** TASK **
For the records that follow, return only the count of lines containing the string "JSON".

** DATA FOR PROCESSING **
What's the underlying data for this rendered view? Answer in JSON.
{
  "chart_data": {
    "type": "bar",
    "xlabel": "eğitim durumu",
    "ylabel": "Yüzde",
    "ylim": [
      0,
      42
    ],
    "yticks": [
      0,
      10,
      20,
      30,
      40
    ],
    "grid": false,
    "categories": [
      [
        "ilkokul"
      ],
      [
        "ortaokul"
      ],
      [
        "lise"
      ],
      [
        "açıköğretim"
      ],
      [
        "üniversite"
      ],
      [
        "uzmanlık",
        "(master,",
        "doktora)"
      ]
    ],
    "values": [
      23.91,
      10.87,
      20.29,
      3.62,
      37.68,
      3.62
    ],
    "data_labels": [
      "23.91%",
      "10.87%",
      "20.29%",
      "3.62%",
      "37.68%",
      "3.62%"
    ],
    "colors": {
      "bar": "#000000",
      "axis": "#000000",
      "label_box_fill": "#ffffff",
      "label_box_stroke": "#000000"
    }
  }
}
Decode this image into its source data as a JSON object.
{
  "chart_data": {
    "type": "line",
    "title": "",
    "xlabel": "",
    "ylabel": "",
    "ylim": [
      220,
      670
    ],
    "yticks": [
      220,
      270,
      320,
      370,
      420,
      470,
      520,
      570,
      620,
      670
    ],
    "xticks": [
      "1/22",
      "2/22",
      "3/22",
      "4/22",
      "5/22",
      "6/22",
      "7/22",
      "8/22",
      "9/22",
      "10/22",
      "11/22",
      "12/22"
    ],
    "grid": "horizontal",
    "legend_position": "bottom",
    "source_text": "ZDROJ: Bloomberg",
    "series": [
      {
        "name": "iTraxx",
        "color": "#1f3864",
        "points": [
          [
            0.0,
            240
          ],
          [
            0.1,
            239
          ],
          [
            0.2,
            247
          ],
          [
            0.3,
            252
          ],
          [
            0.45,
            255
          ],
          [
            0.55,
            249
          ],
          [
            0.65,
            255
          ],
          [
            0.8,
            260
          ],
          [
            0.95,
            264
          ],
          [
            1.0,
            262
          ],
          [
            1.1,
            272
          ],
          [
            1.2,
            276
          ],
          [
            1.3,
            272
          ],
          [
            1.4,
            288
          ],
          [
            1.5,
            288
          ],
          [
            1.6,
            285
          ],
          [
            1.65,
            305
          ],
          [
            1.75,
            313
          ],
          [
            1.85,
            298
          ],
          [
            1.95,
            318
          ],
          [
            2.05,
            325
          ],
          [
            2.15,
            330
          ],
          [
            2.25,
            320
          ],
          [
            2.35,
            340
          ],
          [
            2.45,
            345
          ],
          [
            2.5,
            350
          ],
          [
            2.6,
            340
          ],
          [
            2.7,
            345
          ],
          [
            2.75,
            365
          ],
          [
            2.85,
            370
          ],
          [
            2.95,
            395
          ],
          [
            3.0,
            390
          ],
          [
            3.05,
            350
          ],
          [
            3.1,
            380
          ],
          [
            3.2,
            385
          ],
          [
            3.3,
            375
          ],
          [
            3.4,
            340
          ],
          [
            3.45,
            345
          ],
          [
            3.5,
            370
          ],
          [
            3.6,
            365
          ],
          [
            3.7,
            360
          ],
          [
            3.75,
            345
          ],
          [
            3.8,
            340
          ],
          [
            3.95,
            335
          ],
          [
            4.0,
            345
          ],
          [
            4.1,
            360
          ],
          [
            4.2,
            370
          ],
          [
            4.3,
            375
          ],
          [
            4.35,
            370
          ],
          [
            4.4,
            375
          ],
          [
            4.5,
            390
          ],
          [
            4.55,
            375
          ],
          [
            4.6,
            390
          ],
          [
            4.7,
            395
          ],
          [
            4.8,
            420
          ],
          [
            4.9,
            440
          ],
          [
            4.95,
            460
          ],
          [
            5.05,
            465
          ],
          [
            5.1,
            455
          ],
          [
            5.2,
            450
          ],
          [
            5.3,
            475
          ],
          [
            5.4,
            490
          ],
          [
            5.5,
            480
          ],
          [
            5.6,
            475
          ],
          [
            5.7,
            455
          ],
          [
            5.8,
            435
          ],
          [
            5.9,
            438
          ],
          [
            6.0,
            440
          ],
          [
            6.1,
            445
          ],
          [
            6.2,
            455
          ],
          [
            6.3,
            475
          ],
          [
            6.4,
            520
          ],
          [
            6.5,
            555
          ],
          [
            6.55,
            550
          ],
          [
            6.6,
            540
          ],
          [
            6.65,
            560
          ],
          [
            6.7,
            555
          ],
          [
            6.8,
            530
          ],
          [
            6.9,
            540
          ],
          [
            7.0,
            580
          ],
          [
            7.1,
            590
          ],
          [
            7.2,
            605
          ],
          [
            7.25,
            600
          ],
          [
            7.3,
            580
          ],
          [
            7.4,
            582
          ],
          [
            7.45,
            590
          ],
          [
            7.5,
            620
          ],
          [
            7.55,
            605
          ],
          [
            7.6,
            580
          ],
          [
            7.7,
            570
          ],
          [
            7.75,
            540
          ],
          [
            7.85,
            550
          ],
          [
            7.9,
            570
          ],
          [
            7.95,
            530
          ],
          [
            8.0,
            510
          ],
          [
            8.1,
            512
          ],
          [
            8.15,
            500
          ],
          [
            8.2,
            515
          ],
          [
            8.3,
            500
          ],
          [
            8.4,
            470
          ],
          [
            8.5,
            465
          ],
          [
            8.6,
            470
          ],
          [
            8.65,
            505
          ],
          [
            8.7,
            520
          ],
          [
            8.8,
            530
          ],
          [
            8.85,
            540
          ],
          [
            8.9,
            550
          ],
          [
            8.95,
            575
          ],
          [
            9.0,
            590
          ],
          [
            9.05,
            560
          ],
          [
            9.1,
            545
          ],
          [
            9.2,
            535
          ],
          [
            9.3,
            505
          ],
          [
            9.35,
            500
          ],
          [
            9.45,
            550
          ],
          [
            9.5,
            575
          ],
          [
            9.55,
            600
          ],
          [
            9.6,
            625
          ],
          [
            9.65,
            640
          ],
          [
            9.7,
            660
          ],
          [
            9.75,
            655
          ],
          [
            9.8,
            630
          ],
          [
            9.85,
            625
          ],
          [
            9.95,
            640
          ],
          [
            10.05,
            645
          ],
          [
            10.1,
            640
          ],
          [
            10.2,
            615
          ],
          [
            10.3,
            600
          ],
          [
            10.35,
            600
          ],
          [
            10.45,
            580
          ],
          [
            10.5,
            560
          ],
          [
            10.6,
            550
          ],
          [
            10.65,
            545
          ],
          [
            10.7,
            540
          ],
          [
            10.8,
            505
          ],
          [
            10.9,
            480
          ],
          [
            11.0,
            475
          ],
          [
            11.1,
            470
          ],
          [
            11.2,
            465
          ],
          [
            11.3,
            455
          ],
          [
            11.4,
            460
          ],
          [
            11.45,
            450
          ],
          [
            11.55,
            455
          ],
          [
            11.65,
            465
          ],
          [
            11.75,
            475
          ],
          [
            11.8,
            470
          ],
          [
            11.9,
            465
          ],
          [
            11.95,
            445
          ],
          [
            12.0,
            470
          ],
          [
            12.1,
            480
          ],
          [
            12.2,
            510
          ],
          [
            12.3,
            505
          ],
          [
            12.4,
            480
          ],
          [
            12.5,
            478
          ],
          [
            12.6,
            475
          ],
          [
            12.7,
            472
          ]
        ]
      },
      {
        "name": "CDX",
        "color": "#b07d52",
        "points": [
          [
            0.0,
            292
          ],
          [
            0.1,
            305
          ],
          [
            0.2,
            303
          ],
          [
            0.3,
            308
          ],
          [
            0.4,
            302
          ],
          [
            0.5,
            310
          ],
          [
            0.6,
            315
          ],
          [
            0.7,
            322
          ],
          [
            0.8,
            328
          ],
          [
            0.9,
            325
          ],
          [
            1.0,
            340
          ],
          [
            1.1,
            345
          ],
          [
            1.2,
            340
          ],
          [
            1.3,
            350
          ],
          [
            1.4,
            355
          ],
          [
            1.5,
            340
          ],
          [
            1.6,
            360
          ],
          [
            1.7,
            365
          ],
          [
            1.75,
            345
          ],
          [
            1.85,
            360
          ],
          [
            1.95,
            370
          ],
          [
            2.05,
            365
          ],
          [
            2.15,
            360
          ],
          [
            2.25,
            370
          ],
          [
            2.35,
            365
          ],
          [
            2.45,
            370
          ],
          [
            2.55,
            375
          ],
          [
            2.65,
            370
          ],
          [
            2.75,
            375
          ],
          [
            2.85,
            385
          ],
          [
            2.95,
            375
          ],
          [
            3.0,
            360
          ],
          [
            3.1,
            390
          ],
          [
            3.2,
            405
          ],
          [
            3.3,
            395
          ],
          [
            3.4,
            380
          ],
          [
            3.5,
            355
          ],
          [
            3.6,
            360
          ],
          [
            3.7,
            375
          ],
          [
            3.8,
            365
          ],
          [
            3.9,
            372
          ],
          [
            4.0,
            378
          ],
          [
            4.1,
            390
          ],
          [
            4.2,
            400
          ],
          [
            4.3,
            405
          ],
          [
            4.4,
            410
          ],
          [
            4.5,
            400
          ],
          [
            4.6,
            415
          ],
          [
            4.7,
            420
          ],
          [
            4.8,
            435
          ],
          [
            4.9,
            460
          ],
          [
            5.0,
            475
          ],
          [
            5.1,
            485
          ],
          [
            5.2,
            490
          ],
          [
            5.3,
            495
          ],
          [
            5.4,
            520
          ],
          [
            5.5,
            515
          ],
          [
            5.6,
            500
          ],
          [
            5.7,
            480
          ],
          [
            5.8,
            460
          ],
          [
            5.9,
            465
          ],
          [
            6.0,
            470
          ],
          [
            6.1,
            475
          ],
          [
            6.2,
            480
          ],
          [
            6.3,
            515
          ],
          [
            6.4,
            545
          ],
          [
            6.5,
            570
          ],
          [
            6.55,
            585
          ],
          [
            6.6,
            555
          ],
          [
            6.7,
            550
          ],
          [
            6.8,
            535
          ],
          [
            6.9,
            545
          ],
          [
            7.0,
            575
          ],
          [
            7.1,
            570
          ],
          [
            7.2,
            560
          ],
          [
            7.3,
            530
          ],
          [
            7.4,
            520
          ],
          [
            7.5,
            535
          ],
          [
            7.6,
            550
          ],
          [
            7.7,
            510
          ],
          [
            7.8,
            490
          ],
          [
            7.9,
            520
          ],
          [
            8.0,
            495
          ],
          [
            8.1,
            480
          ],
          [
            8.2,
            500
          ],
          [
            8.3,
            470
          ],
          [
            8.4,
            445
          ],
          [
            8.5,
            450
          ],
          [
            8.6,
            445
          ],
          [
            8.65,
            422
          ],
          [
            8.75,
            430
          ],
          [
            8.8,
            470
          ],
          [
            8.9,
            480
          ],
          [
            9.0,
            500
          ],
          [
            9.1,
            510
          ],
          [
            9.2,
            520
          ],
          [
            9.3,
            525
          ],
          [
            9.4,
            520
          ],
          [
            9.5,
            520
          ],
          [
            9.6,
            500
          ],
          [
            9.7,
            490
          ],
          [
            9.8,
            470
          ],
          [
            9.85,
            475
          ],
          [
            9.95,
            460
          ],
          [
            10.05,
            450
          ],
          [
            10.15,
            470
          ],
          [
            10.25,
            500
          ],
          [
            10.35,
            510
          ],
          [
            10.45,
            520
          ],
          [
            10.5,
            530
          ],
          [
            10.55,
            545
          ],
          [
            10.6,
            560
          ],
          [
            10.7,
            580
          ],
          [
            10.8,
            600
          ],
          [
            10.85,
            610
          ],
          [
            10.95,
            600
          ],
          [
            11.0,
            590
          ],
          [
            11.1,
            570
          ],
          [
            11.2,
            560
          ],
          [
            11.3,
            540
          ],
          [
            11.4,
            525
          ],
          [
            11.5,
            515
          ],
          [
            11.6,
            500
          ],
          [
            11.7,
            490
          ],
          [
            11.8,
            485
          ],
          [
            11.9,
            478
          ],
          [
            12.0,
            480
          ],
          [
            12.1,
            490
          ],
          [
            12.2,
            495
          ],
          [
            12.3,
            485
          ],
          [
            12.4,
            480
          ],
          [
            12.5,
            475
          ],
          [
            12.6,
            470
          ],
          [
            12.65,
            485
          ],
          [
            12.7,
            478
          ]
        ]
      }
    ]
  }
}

** EXERCISE SOLUTION **
2